(Source data)
┄┄┄┄┄┄┄┄┄┄

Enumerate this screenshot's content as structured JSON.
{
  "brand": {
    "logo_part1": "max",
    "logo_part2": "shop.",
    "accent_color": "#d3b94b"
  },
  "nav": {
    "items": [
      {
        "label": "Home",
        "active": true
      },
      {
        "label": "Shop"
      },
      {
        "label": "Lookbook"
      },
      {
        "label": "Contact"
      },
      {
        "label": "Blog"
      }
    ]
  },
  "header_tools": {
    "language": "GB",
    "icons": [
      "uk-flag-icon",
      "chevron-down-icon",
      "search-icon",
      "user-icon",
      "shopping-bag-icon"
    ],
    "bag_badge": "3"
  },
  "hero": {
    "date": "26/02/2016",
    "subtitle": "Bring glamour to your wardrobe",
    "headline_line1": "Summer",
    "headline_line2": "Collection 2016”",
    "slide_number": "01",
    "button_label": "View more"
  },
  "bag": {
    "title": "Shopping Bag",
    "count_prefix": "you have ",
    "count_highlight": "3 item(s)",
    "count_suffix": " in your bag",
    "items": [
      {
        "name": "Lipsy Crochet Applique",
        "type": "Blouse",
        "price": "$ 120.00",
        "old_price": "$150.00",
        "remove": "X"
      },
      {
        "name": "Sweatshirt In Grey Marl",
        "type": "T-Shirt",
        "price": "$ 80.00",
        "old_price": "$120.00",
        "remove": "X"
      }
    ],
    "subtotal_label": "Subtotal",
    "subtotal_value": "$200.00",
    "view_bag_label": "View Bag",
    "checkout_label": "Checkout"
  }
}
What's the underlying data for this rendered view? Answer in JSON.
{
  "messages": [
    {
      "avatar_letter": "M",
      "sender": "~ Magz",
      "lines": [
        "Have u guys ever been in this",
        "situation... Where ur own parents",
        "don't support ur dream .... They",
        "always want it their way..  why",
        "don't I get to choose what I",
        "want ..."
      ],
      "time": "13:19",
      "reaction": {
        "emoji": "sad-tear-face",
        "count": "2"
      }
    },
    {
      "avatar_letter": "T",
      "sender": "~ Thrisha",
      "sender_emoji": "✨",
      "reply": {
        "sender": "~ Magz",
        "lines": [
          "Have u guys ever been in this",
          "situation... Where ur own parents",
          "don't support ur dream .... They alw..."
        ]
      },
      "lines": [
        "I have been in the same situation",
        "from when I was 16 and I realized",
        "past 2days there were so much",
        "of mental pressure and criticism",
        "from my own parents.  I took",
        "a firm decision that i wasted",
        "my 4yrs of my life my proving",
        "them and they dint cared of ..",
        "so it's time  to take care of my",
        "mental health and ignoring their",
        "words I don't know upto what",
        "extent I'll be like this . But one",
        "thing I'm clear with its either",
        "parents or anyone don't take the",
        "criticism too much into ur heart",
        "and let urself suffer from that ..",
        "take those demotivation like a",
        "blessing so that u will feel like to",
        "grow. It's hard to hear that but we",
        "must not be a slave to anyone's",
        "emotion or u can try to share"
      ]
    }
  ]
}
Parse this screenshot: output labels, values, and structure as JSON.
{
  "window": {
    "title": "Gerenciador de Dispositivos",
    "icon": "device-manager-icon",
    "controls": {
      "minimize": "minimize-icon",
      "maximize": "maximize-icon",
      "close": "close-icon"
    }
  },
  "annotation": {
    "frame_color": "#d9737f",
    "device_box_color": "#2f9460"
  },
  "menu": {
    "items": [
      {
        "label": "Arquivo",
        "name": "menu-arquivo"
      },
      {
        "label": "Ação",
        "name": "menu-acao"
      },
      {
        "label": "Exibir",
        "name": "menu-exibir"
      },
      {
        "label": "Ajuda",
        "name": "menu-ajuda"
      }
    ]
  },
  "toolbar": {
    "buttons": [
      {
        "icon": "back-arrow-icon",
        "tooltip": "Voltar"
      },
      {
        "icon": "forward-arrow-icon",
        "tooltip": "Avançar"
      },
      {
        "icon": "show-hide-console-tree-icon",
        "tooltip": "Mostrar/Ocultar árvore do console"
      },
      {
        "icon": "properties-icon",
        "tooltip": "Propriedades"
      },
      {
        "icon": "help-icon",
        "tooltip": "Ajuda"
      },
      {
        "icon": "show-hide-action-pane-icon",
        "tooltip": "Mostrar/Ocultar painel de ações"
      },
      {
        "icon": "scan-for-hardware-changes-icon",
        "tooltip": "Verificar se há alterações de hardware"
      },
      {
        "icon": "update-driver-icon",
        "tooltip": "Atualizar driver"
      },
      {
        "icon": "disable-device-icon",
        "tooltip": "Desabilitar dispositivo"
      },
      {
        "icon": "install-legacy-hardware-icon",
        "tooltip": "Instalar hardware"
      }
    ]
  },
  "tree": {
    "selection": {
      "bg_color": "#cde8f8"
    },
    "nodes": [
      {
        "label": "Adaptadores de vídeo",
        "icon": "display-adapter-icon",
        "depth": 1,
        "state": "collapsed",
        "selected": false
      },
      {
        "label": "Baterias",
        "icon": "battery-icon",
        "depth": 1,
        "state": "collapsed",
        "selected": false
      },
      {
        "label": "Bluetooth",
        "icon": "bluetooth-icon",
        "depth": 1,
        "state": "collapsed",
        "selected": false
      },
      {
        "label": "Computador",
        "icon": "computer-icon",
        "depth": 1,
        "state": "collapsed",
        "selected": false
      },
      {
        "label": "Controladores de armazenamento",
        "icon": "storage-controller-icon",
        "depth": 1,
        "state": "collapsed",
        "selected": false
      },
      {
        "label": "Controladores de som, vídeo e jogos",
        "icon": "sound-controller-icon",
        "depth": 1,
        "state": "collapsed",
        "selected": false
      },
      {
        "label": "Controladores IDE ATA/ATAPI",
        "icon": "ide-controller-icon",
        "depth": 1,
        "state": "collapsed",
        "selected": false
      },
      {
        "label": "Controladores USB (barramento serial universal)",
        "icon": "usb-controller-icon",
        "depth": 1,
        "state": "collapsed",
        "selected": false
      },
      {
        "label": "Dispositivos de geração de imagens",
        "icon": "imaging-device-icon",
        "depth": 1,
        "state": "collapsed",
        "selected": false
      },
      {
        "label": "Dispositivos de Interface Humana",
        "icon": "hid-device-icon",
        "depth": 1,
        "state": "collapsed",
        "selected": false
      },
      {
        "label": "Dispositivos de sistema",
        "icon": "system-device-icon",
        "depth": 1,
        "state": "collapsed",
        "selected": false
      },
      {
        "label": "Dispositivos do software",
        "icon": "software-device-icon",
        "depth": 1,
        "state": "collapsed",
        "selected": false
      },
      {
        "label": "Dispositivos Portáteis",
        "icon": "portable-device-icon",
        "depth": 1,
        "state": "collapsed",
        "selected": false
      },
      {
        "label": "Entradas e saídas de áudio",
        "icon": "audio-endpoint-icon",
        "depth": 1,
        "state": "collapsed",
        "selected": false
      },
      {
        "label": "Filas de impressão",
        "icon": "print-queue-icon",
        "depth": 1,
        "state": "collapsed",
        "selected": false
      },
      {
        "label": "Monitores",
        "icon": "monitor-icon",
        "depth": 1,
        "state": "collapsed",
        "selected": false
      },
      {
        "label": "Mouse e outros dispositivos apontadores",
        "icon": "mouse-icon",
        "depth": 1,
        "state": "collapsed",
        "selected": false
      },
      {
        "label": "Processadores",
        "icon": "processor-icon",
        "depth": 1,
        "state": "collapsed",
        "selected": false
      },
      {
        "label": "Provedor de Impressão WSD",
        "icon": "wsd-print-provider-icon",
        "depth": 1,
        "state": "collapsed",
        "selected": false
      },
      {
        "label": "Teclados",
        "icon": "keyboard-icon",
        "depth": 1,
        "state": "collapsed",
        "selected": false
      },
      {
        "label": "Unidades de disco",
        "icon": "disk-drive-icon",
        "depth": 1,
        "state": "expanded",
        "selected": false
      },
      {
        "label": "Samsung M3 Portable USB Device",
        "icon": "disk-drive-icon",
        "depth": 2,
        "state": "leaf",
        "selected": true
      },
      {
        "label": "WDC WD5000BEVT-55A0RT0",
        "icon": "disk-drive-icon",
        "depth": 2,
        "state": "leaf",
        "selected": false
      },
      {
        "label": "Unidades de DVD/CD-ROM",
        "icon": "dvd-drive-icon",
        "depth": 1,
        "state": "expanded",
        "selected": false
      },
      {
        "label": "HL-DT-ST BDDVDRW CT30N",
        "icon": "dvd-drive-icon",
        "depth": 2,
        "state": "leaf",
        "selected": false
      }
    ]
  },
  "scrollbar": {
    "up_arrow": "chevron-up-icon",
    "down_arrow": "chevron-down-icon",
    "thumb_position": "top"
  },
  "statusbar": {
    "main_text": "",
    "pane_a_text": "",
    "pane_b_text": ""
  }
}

┄┄┄┄┄┄┄┄┄┄

STATED EXERCISE - For the records above, state how many lines include the string "ever", giving the number and nothing else.

WRITTEN ANSWER - 2